■ **What you should do**: Output the full listing below exactly as it reads, and skip anything that is a picture.

■ **Data provided**:
◇ ◇ ◇ ◇ ◇ ◇ ◇

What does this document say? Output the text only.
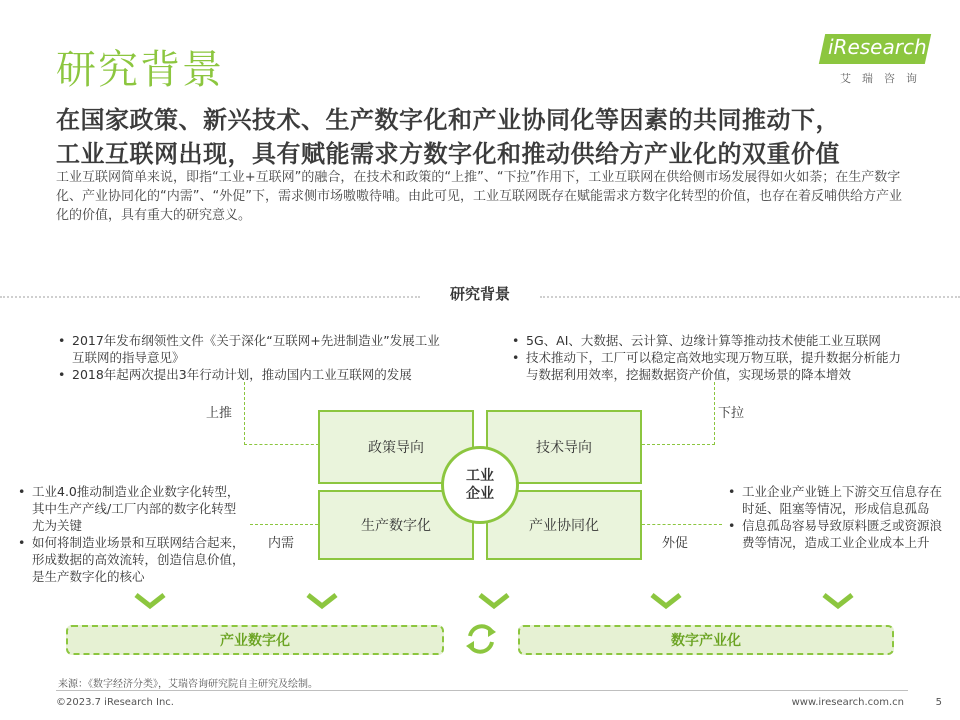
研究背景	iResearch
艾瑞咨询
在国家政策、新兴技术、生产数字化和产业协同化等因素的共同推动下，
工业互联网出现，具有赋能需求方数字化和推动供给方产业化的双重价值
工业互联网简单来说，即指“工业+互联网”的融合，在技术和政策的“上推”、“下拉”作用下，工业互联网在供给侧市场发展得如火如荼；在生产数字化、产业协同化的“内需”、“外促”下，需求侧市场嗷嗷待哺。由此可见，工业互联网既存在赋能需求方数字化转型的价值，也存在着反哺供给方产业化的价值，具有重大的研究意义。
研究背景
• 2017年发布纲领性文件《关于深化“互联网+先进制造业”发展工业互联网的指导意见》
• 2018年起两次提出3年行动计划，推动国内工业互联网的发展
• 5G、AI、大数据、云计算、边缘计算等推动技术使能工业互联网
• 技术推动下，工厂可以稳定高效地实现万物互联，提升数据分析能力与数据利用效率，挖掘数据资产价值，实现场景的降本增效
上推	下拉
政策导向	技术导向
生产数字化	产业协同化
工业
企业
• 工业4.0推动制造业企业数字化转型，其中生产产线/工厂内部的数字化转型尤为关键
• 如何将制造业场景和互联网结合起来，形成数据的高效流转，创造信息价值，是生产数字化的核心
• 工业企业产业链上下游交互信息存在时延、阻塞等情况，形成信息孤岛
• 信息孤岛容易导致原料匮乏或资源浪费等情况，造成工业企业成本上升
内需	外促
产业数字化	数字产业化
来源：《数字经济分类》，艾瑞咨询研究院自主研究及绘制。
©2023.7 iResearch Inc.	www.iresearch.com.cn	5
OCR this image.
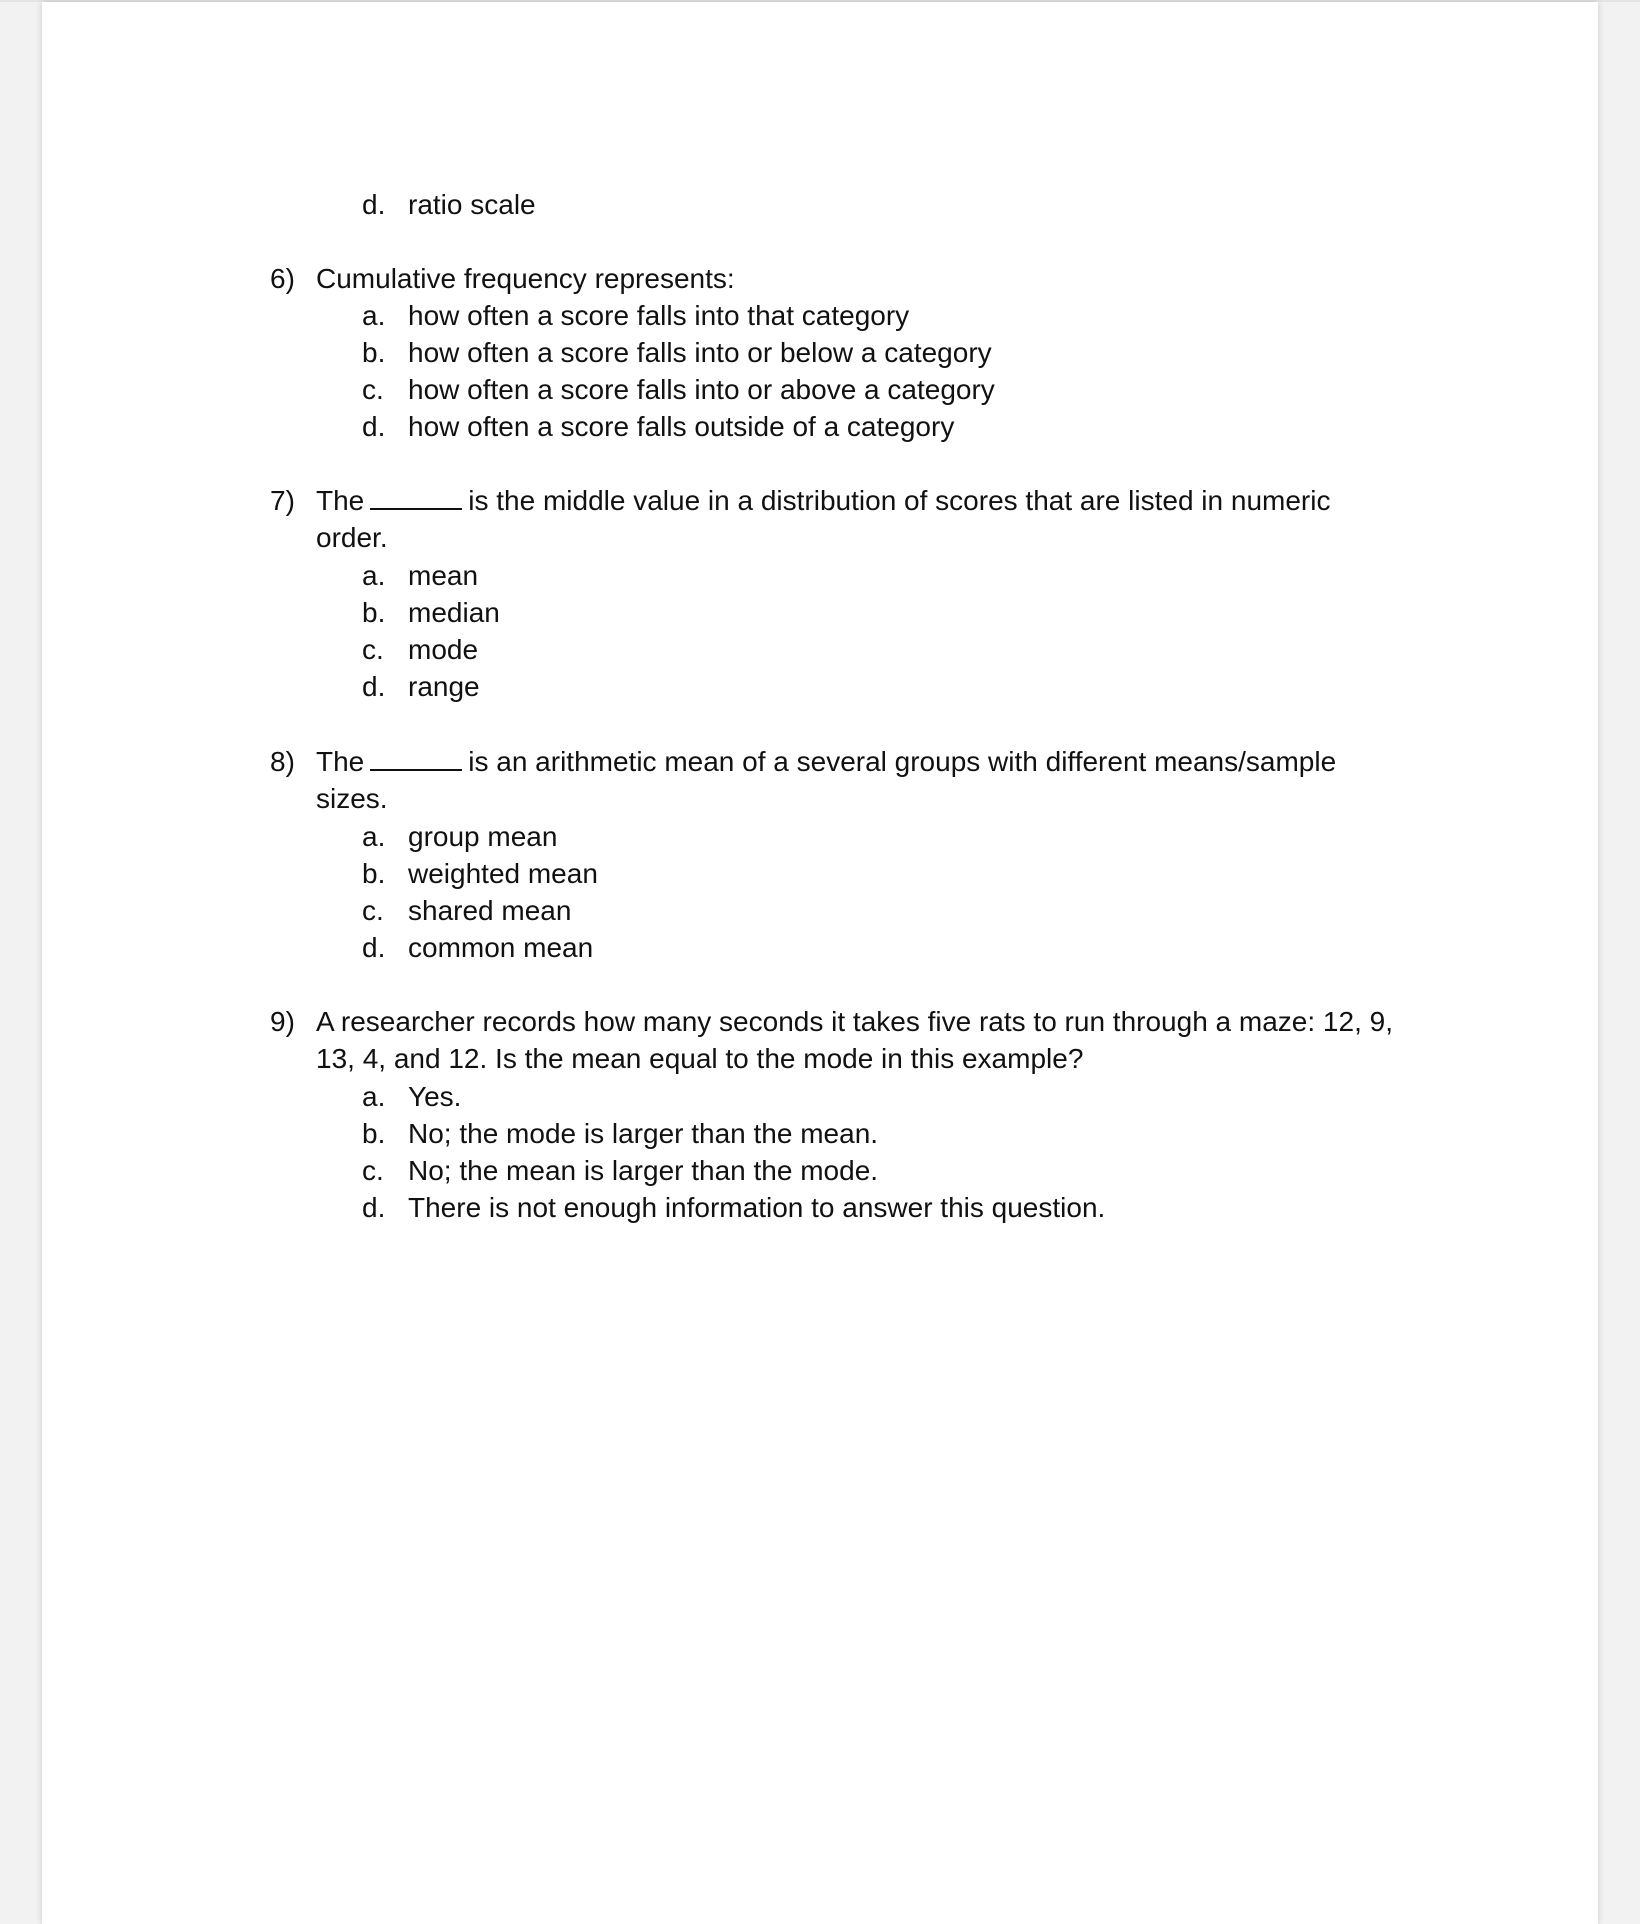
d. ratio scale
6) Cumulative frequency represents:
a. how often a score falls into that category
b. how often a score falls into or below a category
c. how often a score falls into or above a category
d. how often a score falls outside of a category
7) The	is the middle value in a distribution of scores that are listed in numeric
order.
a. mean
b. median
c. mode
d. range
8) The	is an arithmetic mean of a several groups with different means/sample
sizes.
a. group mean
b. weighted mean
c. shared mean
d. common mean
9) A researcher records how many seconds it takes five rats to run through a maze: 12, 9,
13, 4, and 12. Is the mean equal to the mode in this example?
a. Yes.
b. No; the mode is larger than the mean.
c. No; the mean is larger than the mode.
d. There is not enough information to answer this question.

◇ ◇ ◇ ◇ ◇ ◇ ◇

■ **Exercise result**:
What does this document say? Output the text only.
研究背景	iResearch
艾瑞咨询
在国家政策、新兴技术、生产数字化和产业协同化等因素的共同推动下，
工业互联网出现，具有赋能需求方数字化和推动供给方产业化的双重价值
工业互联网简单来说，即指“工业+互联网”的融合，在技术和政策的“上推”、“下拉”作用下，工业互联网在供给侧市场发展得如火如荼；在生产数字化、产业协同化的“内需”、“外促”下，需求侧市场嗷嗷待哺。由此可见，工业互联网既存在赋能需求方数字化转型的价值，也存在着反哺供给方产业化的价值，具有重大的研究意义。
研究背景
• 2017年发布纲领性文件《关于深化“互联网+先进制造业”发展工业互联网的指导意见》
• 2018年起两次提出3年行动计划，推动国内工业互联网的发展
• 5G、AI、大数据、云计算、边缘计算等推动技术使能工业互联网
• 技术推动下，工厂可以稳定高效地实现万物互联，提升数据分析能力与数据利用效率，挖掘数据资产价值，实现场景的降本增效
上推	下拉
政策导向	技术导向
生产数字化	产业协同化
工业
企业
• 工业4.0推动制造业企业数字化转型，其中生产产线/工厂内部的数字化转型尤为关键
• 如何将制造业场景和互联网结合起来，形成数据的高效流转，创造信息价值，是生产数字化的核心
• 工业企业产业链上下游交互信息存在时延、阻塞等情况，形成信息孤岛
• 信息孤岛容易导致原料匮乏或资源浪费等情况，造成工业企业成本上升
内需	外促
产业数字化	数字产业化
来源：《数字经济分类》，艾瑞咨询研究院自主研究及绘制。
©2023.7 iResearch Inc.	www.iresearch.com.cn	5
OCR this image.
d. ratio scale
6) Cumulative frequency represents:
a. how often a score falls into that category
b. how often a score falls into or below a category
c. how often a score falls into or above a category
d. how often a score falls outside of a category
7) The	is the middle value in a distribution of scores that are listed in numeric
order.
a. mean
b. median
c. mode
d. range
8) The	is an arithmetic mean of a several groups with different means/sample
sizes.
a. group mean
b. weighted mean
c. shared mean
d. common mean
9) A researcher records how many seconds it takes five rats to run through a maze: 12, 9,
13, 4, and 12. Is the mean equal to the mode in this example?
a. Yes.
b. No; the mode is larger than the mean.
c. No; the mean is larger than the mode.
d. There is not enough information to answer this question.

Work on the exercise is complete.